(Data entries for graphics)

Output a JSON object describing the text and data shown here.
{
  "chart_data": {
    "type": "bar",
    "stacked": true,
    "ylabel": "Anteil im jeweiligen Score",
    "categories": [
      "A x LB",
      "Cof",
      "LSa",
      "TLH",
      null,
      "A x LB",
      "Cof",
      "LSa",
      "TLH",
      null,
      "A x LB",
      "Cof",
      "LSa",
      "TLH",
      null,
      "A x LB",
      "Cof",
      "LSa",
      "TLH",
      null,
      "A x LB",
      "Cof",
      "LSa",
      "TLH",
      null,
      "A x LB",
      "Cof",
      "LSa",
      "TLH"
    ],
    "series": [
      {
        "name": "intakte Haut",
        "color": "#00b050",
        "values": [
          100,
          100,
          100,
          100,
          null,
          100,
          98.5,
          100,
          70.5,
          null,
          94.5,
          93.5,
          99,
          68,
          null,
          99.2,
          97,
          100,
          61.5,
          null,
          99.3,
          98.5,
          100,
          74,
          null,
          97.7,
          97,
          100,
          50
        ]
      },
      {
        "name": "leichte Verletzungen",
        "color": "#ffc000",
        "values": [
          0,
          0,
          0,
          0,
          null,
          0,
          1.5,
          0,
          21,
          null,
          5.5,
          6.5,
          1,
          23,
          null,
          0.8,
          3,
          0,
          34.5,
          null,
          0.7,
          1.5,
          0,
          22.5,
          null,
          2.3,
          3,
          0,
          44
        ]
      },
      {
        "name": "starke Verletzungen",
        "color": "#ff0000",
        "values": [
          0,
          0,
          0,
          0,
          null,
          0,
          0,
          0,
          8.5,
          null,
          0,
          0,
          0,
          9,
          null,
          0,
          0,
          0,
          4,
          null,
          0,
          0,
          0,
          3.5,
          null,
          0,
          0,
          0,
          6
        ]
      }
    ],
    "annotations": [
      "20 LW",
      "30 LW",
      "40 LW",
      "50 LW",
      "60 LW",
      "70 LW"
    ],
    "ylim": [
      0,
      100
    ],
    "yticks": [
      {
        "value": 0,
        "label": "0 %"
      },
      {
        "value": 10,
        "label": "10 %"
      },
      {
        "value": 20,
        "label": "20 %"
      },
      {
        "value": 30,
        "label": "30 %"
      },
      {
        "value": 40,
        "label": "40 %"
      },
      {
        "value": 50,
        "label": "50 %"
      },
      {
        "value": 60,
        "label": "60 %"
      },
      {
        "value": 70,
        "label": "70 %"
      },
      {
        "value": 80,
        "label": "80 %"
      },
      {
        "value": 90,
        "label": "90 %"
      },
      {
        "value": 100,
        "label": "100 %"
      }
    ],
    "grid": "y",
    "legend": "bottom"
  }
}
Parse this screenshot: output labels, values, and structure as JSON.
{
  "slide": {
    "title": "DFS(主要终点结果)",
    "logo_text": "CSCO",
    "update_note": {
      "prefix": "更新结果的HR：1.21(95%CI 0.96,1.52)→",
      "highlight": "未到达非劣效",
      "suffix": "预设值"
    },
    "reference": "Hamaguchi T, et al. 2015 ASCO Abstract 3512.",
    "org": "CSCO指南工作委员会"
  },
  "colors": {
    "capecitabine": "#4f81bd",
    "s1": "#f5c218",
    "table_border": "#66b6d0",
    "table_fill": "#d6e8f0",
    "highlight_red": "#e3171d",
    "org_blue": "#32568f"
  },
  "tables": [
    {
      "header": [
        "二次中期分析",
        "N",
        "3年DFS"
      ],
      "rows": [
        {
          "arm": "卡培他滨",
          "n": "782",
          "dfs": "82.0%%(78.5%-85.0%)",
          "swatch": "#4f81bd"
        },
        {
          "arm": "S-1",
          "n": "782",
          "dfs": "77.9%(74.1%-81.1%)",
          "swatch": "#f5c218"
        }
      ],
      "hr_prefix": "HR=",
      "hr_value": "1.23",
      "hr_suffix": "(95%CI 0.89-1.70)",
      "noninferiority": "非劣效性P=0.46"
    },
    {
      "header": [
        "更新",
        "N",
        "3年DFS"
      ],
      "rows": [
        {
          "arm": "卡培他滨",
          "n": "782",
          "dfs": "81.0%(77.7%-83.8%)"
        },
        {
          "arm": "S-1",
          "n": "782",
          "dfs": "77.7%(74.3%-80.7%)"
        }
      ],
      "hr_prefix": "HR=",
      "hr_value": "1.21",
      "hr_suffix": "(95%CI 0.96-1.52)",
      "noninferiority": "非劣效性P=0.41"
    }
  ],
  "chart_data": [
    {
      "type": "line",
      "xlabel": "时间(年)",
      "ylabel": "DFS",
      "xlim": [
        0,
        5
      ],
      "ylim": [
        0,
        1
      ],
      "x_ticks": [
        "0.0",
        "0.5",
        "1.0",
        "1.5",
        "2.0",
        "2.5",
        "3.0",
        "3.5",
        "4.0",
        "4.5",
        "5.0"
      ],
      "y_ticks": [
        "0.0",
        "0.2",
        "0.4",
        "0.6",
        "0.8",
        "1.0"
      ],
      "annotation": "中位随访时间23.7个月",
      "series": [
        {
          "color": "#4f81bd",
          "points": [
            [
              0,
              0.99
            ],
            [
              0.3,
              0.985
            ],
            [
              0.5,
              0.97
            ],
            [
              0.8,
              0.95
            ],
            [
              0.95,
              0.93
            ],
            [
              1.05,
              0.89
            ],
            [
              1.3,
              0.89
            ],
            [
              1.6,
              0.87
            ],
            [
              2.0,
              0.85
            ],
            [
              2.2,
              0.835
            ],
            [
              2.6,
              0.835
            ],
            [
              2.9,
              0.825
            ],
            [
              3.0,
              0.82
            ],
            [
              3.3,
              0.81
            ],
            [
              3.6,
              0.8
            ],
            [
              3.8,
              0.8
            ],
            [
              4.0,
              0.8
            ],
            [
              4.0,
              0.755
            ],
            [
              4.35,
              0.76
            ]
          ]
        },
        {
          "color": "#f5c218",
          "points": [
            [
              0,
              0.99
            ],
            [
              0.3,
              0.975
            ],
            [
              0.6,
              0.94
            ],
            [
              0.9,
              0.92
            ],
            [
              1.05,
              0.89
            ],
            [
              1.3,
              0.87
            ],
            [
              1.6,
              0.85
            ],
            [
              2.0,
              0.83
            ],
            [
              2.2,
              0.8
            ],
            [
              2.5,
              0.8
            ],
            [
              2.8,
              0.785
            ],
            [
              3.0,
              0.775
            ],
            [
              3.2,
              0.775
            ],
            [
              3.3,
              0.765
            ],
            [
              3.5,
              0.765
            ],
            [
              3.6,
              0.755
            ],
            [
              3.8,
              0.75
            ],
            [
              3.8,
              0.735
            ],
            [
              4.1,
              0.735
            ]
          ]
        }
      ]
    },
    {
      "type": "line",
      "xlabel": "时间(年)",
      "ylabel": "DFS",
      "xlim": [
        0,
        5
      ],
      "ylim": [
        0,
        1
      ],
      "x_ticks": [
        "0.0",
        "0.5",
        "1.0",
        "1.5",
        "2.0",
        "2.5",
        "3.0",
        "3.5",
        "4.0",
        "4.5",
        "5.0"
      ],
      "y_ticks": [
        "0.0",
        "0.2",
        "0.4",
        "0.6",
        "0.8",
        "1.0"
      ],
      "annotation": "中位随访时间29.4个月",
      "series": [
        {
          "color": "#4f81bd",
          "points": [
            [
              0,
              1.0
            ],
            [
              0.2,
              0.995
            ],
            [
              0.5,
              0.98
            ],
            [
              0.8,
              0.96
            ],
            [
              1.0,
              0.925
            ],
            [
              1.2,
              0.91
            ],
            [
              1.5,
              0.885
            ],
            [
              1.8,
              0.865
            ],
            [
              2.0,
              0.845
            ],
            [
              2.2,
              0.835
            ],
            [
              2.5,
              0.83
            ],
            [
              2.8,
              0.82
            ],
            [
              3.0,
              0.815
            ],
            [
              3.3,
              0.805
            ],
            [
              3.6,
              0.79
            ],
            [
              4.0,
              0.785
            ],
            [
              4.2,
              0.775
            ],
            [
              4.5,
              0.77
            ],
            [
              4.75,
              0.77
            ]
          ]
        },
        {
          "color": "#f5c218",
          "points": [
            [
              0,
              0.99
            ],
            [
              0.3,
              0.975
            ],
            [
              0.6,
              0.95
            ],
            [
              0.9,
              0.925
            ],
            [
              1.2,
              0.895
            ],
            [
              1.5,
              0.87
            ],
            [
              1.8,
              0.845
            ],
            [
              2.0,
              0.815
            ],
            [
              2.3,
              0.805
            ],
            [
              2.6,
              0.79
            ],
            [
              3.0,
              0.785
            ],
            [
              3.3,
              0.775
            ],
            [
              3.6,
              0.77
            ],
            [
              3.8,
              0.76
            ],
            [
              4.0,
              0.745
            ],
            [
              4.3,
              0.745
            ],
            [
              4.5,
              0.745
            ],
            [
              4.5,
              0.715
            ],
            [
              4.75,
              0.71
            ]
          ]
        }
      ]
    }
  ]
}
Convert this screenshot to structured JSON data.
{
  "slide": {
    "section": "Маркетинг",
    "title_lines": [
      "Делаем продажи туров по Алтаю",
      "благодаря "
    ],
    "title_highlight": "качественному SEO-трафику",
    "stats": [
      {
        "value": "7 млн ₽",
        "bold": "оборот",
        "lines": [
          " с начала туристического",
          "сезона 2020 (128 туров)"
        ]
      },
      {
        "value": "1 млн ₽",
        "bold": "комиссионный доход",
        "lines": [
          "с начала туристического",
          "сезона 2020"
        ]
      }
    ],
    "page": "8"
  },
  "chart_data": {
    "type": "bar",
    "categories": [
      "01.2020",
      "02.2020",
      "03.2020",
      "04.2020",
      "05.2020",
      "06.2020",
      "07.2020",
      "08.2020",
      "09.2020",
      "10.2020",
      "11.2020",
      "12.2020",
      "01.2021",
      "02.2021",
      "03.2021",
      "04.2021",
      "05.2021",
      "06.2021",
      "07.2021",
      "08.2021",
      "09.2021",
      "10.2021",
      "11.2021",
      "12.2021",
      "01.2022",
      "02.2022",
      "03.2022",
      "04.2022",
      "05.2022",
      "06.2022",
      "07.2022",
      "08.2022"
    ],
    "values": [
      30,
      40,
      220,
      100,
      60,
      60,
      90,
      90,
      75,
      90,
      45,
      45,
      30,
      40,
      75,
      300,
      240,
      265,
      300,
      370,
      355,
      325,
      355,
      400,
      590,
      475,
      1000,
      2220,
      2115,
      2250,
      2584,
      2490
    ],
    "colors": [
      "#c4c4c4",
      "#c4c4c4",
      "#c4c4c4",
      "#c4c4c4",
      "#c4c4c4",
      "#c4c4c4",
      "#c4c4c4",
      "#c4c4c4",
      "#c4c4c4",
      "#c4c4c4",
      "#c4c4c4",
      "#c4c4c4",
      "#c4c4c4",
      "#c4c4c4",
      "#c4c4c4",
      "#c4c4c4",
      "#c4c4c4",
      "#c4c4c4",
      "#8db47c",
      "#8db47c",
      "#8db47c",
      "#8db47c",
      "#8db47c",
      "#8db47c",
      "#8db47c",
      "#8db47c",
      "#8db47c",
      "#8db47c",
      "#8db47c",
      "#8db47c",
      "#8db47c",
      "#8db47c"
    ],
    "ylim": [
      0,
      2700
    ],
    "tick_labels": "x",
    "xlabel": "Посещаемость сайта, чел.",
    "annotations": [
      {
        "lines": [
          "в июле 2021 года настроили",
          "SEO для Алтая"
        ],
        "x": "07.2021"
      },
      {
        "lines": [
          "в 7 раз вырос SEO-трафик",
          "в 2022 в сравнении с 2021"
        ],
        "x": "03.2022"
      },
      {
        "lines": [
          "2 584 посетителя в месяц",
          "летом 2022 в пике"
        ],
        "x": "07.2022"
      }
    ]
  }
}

• **WHAT YOU HAVE TO DO**: Search the preceding listing for the word "JSON" and pull out every line that holds it.

• **RESULT FOR THIS EXERCISE**:
Output a JSON object describing the text and data shown here.
Parse this screenshot: output labels, values, and structure as JSON.
Convert this screenshot to structured JSON data.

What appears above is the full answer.